● **GOAL**
Reproduce the records below exactly as given.

● **EXERCISE INPUT**

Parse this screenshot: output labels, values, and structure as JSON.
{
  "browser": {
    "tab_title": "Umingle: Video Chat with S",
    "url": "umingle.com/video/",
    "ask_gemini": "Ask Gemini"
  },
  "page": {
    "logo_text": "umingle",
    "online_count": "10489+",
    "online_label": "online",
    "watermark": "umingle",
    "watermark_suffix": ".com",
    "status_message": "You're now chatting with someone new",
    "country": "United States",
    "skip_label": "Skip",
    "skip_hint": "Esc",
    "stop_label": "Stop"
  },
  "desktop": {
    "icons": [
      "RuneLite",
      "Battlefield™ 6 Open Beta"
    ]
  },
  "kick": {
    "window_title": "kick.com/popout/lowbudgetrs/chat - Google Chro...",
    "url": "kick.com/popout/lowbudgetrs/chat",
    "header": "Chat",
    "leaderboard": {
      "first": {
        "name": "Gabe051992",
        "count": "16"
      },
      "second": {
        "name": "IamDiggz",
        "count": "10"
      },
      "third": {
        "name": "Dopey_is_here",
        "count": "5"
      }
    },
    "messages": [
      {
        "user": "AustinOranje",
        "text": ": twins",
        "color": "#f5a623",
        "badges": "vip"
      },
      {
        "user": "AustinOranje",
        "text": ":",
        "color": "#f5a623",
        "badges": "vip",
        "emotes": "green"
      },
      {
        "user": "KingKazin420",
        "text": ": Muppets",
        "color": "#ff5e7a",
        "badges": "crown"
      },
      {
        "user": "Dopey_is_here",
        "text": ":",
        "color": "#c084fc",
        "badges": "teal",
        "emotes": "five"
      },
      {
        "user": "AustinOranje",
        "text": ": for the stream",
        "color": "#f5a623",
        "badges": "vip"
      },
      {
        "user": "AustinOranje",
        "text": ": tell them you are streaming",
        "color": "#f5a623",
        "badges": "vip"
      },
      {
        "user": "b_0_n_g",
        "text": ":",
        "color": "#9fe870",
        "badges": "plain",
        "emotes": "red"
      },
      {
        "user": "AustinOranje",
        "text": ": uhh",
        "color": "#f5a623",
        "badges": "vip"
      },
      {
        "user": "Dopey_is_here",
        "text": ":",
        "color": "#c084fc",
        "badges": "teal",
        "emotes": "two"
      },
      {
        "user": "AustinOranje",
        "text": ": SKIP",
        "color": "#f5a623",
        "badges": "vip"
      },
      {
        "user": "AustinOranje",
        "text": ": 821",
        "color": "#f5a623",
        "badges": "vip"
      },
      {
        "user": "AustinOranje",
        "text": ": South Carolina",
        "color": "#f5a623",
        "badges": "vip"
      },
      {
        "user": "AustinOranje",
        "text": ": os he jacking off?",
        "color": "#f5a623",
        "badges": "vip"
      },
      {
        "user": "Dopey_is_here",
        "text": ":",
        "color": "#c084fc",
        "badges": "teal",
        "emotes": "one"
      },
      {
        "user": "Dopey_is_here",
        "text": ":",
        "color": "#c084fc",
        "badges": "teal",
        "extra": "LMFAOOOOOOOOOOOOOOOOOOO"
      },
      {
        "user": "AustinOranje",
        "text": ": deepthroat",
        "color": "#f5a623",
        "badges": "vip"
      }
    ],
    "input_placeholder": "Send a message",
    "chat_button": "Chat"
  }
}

● **EXERCISE RESPONSE**
Parse this screenshot: output labels, values, and structure as JSON.
{
  "browser": {
    "tab_title": "Umingle: Video Chat with S",
    "url": "umingle.com/video/",
    "ask_gemini": "Ask Gemini"
  },
  "page": {
    "logo_text": "umingle",
    "online_count": "10489+",
    "online_label": "online",
    "watermark": "umingle",
    "watermark_suffix": ".com",
    "status_message": "You're now chatting with someone new",
    "country": "United States",
    "skip_label": "Skip",
    "skip_hint": "Esc",
    "stop_label": "Stop"
  },
  "desktop": {
    "icons": [
      "RuneLite",
      "Battlefield™ 6 Open Beta"
    ]
  },
  "kick": {
    "window_title": "kick.com/popout/lowbudgetrs/chat - Google Chro...",
    "url": "kick.com/popout/lowbudgetrs/chat",
    "header": "Chat",
    "leaderboard": {
      "first": {
        "name": "Gabe051992",
        "count": "16"
      },
      "second": {
        "name": "IamDiggz",
        "count": "10"
      },
      "third": {
        "name": "Dopey_is_here",
        "count": "5"
      }
    },
    "messages": [
      {
        "user": "AustinOranje",
        "text": ": twins",
        "color": "#f5a623",
        "badges": "vip"
      },
      {
        "user": "AustinOranje",
        "text": ":",
        "color": "#f5a623",
        "badges": "vip",
        "emotes": "green"
      },
      {
        "user": "KingKazin420",
        "text": ": Muppets",
        "color": "#ff5e7a",
        "badges": "crown"
      },
      {
        "user": "Dopey_is_here",
        "text": ":",
        "color": "#c084fc",
        "badges": "teal",
        "emotes": "five"
      },
      {
        "user": "AustinOranje",
        "text": ": for the stream",
        "color": "#f5a623",
        "badges": "vip"
      },
      {
        "user": "AustinOranje",
        "text": ": tell them you are streaming",
        "color": "#f5a623",
        "badges": "vip"
      },
      {
        "user": "b_0_n_g",
        "text": ":",
        "color": "#9fe870",
        "badges": "plain",
        "emotes": "red"
      },
      {
        "user": "AustinOranje",
        "text": ": uhh",
        "color": "#f5a623",
        "badges": "vip"
      },
      {
        "user": "Dopey_is_here",
        "text": ":",
        "color": "#c084fc",
        "badges": "teal",
        "emotes": "two"
      },
      {
        "user": "AustinOranje",
        "text": ": SKIP",
        "color": "#f5a623",
        "badges": "vip"
      },
      {
        "user": "AustinOranje",
        "text": ": 821",
        "color": "#f5a623",
        "badges": "vip"
      },
      {
        "user": "AustinOranje",
        "text": ": South Carolina",
        "color": "#f5a623",
        "badges": "vip"
      },
      {
        "user": "AustinOranje",
        "text": ": os he jacking off?",
        "color": "#f5a623",
        "badges": "vip"
      },
      {
        "user": "Dopey_is_here",
        "text": ":",
        "color": "#c084fc",
        "badges": "teal",
        "emotes": "one"
      },
      {
        "user": "Dopey_is_here",
        "text": ":",
        "color": "#c084fc",
        "badges": "teal",
        "extra": "LMFAOOOOOOOOOOOOOOOOOOO"
      },
      {
        "user": "AustinOranje",
        "text": ": deepthroat",
        "color": "#f5a623",
        "badges": "vip"
      }
    ],
    "input_placeholder": "Send a message",
    "chat_button": "Chat"
  }
}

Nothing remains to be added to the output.